*WHAT IS NEEDED*. In the entries, find all lines that hold the word "Options" and copy them.

[Collected data]
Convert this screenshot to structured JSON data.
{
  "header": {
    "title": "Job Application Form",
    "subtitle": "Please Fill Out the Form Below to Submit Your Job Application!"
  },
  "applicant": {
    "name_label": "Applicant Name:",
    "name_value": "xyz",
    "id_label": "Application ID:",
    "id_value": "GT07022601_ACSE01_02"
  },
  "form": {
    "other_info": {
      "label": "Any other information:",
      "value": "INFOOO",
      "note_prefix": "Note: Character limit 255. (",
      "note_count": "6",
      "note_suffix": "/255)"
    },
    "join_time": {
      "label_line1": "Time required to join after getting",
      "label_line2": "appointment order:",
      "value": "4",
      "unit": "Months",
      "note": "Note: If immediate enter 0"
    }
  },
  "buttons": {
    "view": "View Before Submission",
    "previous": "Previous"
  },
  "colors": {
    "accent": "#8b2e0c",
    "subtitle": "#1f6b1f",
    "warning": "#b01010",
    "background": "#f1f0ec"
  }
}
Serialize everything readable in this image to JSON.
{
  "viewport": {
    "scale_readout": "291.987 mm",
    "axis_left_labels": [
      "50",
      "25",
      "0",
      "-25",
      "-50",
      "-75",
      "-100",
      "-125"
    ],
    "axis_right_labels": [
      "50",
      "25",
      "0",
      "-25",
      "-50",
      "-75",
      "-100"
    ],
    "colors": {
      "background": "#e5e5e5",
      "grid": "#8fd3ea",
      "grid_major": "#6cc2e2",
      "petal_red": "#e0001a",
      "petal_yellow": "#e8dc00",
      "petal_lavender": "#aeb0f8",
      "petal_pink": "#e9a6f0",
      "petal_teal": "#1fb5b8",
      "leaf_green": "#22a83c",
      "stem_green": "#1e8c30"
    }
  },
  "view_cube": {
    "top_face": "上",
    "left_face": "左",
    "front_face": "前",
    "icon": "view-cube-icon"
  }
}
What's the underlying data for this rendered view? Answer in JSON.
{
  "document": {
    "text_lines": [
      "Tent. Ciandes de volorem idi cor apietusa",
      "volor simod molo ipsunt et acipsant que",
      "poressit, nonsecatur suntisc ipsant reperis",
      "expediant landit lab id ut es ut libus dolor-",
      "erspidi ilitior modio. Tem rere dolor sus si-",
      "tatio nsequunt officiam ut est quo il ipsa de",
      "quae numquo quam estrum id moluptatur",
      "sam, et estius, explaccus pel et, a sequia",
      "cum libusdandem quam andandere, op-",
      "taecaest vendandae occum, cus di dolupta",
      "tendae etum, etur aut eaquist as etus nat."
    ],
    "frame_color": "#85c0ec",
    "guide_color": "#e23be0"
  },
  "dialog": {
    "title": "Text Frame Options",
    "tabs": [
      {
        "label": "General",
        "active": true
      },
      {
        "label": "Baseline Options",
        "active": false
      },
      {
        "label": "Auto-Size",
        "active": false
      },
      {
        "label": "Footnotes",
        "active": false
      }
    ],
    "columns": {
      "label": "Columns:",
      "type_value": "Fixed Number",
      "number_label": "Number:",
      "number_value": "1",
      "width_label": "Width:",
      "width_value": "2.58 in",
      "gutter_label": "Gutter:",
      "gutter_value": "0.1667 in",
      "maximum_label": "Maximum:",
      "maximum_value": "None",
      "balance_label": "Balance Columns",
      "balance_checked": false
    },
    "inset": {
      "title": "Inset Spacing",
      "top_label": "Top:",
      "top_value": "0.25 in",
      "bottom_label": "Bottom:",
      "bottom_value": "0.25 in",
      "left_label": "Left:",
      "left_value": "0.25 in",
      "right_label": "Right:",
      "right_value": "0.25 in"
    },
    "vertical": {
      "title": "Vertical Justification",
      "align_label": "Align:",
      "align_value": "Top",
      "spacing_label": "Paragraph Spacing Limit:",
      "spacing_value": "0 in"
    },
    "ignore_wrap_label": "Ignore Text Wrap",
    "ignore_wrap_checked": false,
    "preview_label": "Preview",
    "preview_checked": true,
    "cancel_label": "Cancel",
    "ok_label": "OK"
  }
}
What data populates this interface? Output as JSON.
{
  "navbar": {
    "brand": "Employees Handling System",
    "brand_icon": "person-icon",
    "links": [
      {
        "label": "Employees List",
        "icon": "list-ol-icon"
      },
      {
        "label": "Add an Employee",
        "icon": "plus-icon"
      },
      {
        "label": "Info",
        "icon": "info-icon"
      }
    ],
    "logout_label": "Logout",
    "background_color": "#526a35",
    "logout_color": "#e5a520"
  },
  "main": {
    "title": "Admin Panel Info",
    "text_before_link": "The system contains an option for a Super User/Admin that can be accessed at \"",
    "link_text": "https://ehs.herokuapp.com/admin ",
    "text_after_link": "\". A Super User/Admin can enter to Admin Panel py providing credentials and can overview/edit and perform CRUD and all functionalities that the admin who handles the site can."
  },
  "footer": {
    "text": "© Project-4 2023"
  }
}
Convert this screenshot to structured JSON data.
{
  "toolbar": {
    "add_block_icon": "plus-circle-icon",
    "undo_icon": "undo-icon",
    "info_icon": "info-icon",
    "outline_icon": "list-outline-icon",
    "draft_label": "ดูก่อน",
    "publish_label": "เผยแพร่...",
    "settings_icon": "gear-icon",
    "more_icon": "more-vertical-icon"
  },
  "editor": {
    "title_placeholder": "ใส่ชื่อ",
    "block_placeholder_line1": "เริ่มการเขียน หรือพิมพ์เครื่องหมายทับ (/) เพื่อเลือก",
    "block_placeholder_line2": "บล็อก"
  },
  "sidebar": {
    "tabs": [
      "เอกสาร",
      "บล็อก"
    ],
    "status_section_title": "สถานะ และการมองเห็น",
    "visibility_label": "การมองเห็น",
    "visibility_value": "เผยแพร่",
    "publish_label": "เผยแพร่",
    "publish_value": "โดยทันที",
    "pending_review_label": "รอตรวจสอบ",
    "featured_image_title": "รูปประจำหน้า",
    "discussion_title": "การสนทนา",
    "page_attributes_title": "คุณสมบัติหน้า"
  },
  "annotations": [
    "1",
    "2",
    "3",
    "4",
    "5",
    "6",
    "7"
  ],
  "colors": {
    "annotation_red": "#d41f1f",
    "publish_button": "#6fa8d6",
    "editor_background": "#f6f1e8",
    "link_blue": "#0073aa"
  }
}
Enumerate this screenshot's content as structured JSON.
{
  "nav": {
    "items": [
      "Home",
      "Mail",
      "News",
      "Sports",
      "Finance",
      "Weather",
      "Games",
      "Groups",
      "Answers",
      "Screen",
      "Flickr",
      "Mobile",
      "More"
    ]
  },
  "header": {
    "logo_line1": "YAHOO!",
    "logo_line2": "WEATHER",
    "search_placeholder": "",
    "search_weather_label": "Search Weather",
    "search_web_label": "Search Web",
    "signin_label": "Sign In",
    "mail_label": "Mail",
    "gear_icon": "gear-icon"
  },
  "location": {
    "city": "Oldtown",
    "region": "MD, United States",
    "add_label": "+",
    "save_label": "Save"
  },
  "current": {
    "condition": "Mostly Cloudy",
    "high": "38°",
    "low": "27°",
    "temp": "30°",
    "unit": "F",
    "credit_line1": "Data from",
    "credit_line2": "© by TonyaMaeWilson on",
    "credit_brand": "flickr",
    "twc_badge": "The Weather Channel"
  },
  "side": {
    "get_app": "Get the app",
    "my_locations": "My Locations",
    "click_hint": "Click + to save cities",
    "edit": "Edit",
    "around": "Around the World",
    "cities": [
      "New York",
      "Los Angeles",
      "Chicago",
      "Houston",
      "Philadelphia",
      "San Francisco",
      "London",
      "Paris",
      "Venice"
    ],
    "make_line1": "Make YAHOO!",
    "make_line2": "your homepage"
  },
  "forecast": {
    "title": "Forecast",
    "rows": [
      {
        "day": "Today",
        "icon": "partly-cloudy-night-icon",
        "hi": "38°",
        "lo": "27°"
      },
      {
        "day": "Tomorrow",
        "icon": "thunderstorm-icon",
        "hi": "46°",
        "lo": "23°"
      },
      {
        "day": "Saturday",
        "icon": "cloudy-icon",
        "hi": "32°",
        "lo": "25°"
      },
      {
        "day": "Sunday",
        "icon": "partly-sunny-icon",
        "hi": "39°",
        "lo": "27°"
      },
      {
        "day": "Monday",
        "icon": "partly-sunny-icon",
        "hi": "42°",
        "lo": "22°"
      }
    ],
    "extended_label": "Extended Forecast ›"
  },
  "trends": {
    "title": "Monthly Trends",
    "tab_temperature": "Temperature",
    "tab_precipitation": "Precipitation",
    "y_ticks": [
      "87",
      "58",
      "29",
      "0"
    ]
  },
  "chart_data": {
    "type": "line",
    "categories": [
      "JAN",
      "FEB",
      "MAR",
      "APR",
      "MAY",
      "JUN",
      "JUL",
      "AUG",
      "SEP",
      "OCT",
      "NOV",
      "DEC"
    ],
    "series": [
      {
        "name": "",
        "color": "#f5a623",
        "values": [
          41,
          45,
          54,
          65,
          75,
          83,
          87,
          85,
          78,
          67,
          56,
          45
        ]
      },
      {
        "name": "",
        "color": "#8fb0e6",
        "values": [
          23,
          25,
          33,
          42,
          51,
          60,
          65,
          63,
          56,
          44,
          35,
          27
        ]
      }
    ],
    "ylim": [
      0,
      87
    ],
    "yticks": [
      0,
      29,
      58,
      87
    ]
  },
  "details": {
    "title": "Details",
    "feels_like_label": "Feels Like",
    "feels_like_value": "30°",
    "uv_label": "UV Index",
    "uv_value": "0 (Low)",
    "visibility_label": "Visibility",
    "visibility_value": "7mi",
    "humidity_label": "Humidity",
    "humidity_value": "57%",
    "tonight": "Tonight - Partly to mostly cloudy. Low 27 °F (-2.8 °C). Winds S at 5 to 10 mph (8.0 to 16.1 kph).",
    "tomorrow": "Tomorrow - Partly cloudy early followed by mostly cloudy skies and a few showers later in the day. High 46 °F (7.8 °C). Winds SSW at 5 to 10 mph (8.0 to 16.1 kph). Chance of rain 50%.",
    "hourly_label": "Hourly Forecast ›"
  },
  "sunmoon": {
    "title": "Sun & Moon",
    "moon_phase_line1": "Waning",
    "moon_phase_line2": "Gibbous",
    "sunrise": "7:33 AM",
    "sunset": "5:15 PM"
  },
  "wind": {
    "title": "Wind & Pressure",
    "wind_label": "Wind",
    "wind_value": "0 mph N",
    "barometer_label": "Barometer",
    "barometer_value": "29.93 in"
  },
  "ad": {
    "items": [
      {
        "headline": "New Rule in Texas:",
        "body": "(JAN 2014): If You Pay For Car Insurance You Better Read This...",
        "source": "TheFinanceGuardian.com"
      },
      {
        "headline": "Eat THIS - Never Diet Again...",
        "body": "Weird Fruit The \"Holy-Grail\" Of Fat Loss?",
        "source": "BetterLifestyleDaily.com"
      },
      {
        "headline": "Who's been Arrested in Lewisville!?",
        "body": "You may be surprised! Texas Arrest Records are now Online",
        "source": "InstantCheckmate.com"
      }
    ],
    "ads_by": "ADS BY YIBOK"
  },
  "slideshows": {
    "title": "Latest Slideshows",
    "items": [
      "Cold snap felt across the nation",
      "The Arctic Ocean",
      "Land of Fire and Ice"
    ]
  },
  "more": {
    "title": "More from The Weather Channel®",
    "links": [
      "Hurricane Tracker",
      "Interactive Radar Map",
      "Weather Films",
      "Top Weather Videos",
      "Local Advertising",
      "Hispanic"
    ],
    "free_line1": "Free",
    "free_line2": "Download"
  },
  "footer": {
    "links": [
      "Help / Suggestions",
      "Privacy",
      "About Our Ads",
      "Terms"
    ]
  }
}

*ANSWER TO THIS TASK*.
    "title": "Text Frame Options",
        "label": "Baseline Options",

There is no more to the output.